▸ Required task
Copy out every one of the following rows character for character, leaving out the pictures.
----
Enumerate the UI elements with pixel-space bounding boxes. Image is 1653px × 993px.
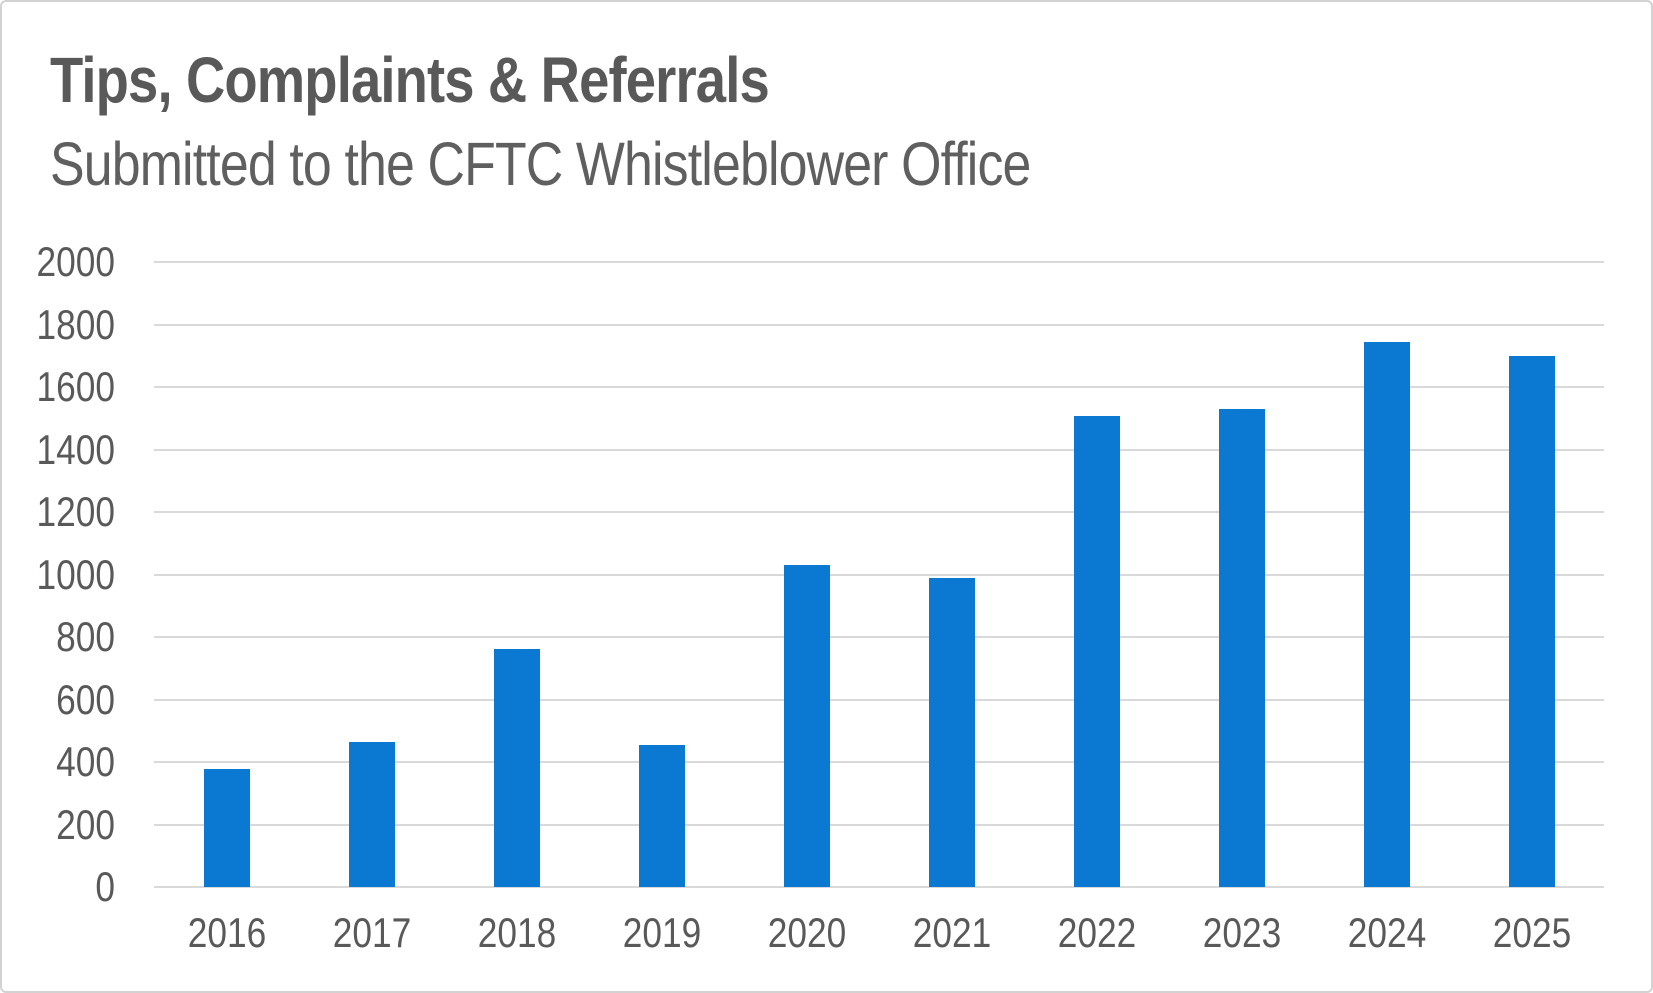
gridline-0 (154, 886, 1604, 888)
y-tick-label-600: 600 (56, 675, 115, 723)
gridline-1800 (154, 323, 1604, 326)
x-tick-label-2022: 2022 (1057, 909, 1136, 956)
x-tick-label-2017: 2017 (332, 909, 411, 956)
gridline-400 (154, 761, 1604, 763)
bar-2016 (203, 769, 250, 887)
x-tick-label-2018: 2018 (477, 909, 556, 956)
x-tick-label-2016: 2016 (187, 909, 266, 956)
y-tick-label-1400: 1400 (36, 425, 116, 473)
bar-2023 (1218, 409, 1265, 887)
bar-2019 (638, 745, 685, 887)
y-tick-label-400: 400 (56, 738, 115, 785)
gridline-1400 (154, 448, 1604, 451)
x-tick-label-2023: 2023 (1202, 909, 1281, 956)
y-tick-label-1000: 1000 (36, 550, 116, 598)
bar-2021 (928, 578, 975, 887)
y-tick-label-2000: 2000 (36, 238, 116, 285)
gridline-1200 (154, 511, 1604, 513)
chart-subtitle: Submitted to the CFTC Whistleblower Offi… (50, 130, 1031, 198)
x-tick-label-2024: 2024 (1347, 909, 1426, 956)
x-tick-label-2020: 2020 (767, 909, 846, 956)
gridline-800 (154, 636, 1604, 638)
chart-title: Tips, Complaints & Referrals (50, 44, 770, 116)
bar-2018 (493, 649, 540, 887)
y-tick-label-800: 800 (56, 613, 115, 660)
y-tick-label-1200: 1200 (36, 488, 116, 535)
y-tick-label-200: 200 (56, 800, 115, 848)
bar-2020 (783, 565, 830, 887)
bar-2024 (1363, 342, 1410, 887)
bar-2022 (1073, 416, 1120, 887)
gridline-600 (154, 698, 1604, 701)
gridline-200 (154, 823, 1604, 826)
bar-2025 (1508, 356, 1555, 887)
y-tick-label-1800: 1800 (36, 300, 116, 348)
gridline-2000 (154, 261, 1604, 263)
y-tick-label-0: 0 (95, 863, 115, 910)
x-tick-label-2021: 2021 (912, 909, 991, 956)
bar-2017 (348, 742, 395, 887)
gridline-1600 (154, 386, 1604, 388)
x-tick-label-2019: 2019 (622, 909, 701, 956)
y-tick-label-1600: 1600 (36, 363, 116, 410)
gridline-1000 (154, 573, 1604, 576)
x-tick-label-2025: 2025 (1492, 909, 1571, 956)
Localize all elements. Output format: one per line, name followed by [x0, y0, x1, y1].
----
▸ Exercise result
Enumerate the UI elements with pixel-space bounding boxes. Image is 1653px × 993px.
gridline-0 (154, 886, 1604, 888)
y-tick-label-600: 600 (56, 675, 115, 723)
gridline-1800 (154, 323, 1604, 326)
x-tick-label-2022: 2022 (1057, 909, 1136, 956)
x-tick-label-2017: 2017 (332, 909, 411, 956)
gridline-400 (154, 761, 1604, 763)
bar-2016 (203, 769, 250, 887)
x-tick-label-2018: 2018 (477, 909, 556, 956)
x-tick-label-2016: 2016 (187, 909, 266, 956)
y-tick-label-1400: 1400 (36, 425, 116, 473)
bar-2023 (1218, 409, 1265, 887)
bar-2019 (638, 745, 685, 887)
y-tick-label-400: 400 (56, 738, 115, 785)
gridline-1400 (154, 448, 1604, 451)
x-tick-label-2023: 2023 (1202, 909, 1281, 956)
y-tick-label-1000: 1000 (36, 550, 116, 598)
bar-2021 (928, 578, 975, 887)
y-tick-label-2000: 2000 (36, 238, 116, 285)
gridline-1200 (154, 511, 1604, 513)
chart-subtitle: Submitted to the CFTC Whistleblower Offi… (50, 130, 1031, 198)
x-tick-label-2024: 2024 (1347, 909, 1426, 956)
x-tick-label-2020: 2020 (767, 909, 846, 956)
gridline-800 (154, 636, 1604, 638)
chart-title: Tips, Complaints & Referrals (50, 44, 770, 116)
bar-2018 (493, 649, 540, 887)
y-tick-label-800: 800 (56, 613, 115, 660)
y-tick-label-1200: 1200 (36, 488, 116, 535)
y-tick-label-200: 200 (56, 800, 115, 848)
bar-2020 (783, 565, 830, 887)
bar-2024 (1363, 342, 1410, 887)
bar-2022 (1073, 416, 1120, 887)
gridline-600 (154, 698, 1604, 701)
gridline-200 (154, 823, 1604, 826)
bar-2025 (1508, 356, 1555, 887)
y-tick-label-1800: 1800 (36, 300, 116, 348)
gridline-2000 (154, 261, 1604, 263)
y-tick-label-0: 0 (95, 863, 115, 910)
x-tick-label-2021: 2021 (912, 909, 991, 956)
bar-2017 (348, 742, 395, 887)
gridline-1600 (154, 386, 1604, 388)
x-tick-label-2019: 2019 (622, 909, 701, 956)
y-tick-label-1600: 1600 (36, 363, 116, 410)
gridline-1000 (154, 573, 1604, 576)
x-tick-label-2025: 2025 (1492, 909, 1571, 956)
Localize all elements. Output format: one per line, name followed by [x0, y0, x1, y1].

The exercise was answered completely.